## Start MATERIALS PROVIDED
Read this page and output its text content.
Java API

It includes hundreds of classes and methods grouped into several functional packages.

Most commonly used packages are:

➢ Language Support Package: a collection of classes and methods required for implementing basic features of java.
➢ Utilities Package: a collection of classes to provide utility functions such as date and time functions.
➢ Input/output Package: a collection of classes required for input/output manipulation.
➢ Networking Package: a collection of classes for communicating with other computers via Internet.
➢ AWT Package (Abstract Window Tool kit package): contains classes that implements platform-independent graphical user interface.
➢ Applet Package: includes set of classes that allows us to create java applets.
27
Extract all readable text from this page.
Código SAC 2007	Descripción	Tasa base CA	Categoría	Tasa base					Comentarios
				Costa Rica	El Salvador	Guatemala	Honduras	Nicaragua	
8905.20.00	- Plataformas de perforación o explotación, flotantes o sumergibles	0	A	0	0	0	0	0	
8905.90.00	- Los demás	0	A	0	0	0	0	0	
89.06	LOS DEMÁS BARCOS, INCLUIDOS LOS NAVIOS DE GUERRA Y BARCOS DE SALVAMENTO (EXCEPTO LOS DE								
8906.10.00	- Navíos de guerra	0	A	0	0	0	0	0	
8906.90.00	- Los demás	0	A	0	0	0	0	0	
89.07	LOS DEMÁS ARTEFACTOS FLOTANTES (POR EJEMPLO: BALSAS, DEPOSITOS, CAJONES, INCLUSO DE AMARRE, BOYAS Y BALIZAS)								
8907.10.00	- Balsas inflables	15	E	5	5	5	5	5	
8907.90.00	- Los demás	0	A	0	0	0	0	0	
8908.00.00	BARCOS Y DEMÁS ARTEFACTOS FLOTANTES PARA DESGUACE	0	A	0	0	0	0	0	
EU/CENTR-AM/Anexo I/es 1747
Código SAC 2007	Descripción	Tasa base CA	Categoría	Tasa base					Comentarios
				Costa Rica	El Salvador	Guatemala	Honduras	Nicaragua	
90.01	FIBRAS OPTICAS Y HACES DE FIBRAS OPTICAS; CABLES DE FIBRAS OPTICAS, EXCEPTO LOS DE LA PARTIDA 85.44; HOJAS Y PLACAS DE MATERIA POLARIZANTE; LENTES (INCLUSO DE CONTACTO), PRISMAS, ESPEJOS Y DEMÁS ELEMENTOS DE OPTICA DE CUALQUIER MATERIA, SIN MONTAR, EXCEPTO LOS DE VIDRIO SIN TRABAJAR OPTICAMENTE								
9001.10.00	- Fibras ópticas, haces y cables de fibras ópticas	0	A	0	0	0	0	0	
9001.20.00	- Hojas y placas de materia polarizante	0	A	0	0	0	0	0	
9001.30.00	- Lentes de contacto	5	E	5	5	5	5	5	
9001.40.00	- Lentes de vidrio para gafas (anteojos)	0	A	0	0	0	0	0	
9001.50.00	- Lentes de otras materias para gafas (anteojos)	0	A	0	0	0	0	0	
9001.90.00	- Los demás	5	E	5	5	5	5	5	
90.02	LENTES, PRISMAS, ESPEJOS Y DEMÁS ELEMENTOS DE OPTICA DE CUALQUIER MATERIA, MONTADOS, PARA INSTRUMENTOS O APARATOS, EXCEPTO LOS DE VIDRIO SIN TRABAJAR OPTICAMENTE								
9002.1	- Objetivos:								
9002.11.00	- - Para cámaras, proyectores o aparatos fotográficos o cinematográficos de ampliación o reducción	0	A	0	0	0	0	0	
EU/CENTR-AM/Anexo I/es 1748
## End MATERIALS PROVIDED
## YOUR TASK
List all lines from the entries that include the word "gafas".

## COMPLETE ANSWER
9001.40.00	- Lentes de vidrio para gafas (anteojos)	0	A	0	0	0	0	0	
9001.50.00	- Lentes de otras materias para gafas (anteojos)	0	A	0	0	0	0	0	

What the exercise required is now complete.